WHAT TO WORK ON »
Below is a listing to write out in full, exactly as given, without its pictures.

ROWS »

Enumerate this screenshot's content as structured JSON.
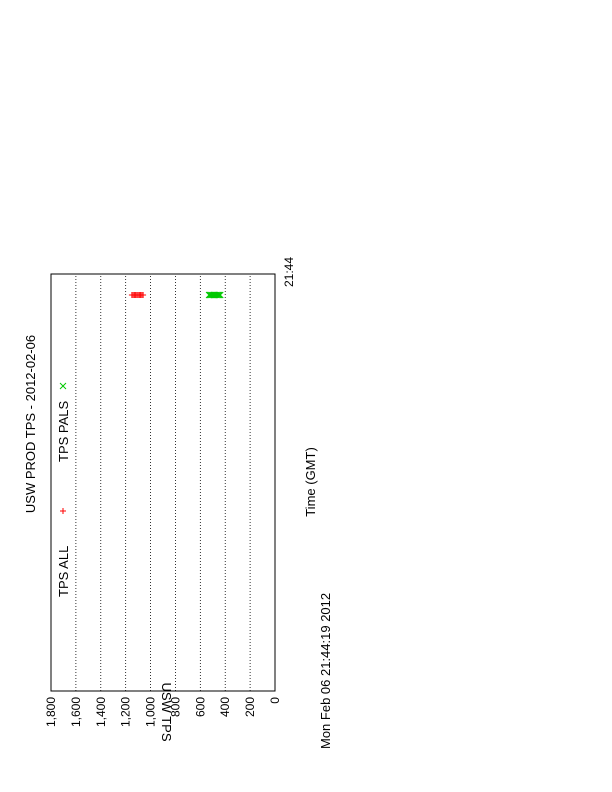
{
  "chart_data": {
    "type": "scatter",
    "title": "USW PROD TPS - 2012-02-06",
    "xlabel": "Time (GMT)",
    "ylabel": "USW TPS",
    "x_ticks": [
      "21:44"
    ],
    "y_ticks": [
      "0",
      "200",
      "400",
      "600",
      "800",
      "1,000",
      "1,200",
      "1,400",
      "1,600",
      "1,800"
    ],
    "ylim": [
      0,
      1800
    ],
    "grid": "horizontal dotted",
    "legend_position": "top-left",
    "timestamp": "Mon Feb 06 21:44:19 2012",
    "series": [
      {
        "name": "TPS ALL",
        "marker": "+",
        "color": "#ff0000",
        "x": [
          "21:44",
          "21:44",
          "21:44",
          "21:44",
          "21:44",
          "21:44",
          "21:44",
          "21:44",
          "21:44",
          "21:44"
        ],
        "values": [
          1060,
          1070,
          1080,
          1090,
          1100,
          1110,
          1120,
          1130,
          1140,
          1150
        ]
      },
      {
        "name": "TPS PALS",
        "marker": "x",
        "color": "#00c800",
        "x": [
          "21:44",
          "21:44",
          "21:44",
          "21:44",
          "21:44",
          "21:44",
          "21:44",
          "21:44",
          "21:44",
          "21:44"
        ],
        "values": [
          440,
          450,
          460,
          470,
          480,
          490,
          500,
          510,
          520,
          530
        ]
      }
    ]
  }
}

ANSWER FOR THIS EXERCISE »
Enumerate this screenshot's content as structured JSON.
{
  "chart_data": {
    "type": "scatter",
    "title": "USW PROD TPS - 2012-02-06",
    "xlabel": "Time (GMT)",
    "ylabel": "USW TPS",
    "x_ticks": [
      "21:44"
    ],
    "y_ticks": [
      "0",
      "200",
      "400",
      "600",
      "800",
      "1,000",
      "1,200",
      "1,400",
      "1,600",
      "1,800"
    ],
    "ylim": [
      0,
      1800
    ],
    "grid": "horizontal dotted",
    "legend_position": "top-left",
    "timestamp": "Mon Feb 06 21:44:19 2012",
    "series": [
      {
        "name": "TPS ALL",
        "marker": "+",
        "color": "#ff0000",
        "x": [
          "21:44",
          "21:44",
          "21:44",
          "21:44",
          "21:44",
          "21:44",
          "21:44",
          "21:44",
          "21:44",
          "21:44"
        ],
        "values": [
          1060,
          1070,
          1080,
          1090,
          1100,
          1110,
          1120,
          1130,
          1140,
          1150
        ]
      },
      {
        "name": "TPS PALS",
        "marker": "x",
        "color": "#00c800",
        "x": [
          "21:44",
          "21:44",
          "21:44",
          "21:44",
          "21:44",
          "21:44",
          "21:44",
          "21:44",
          "21:44",
          "21:44"
        ],
        "values": [
          440,
          450,
          460,
          470,
          480,
          490,
          500,
          510,
          520,
          530
        ]
      }
    ]
  }
}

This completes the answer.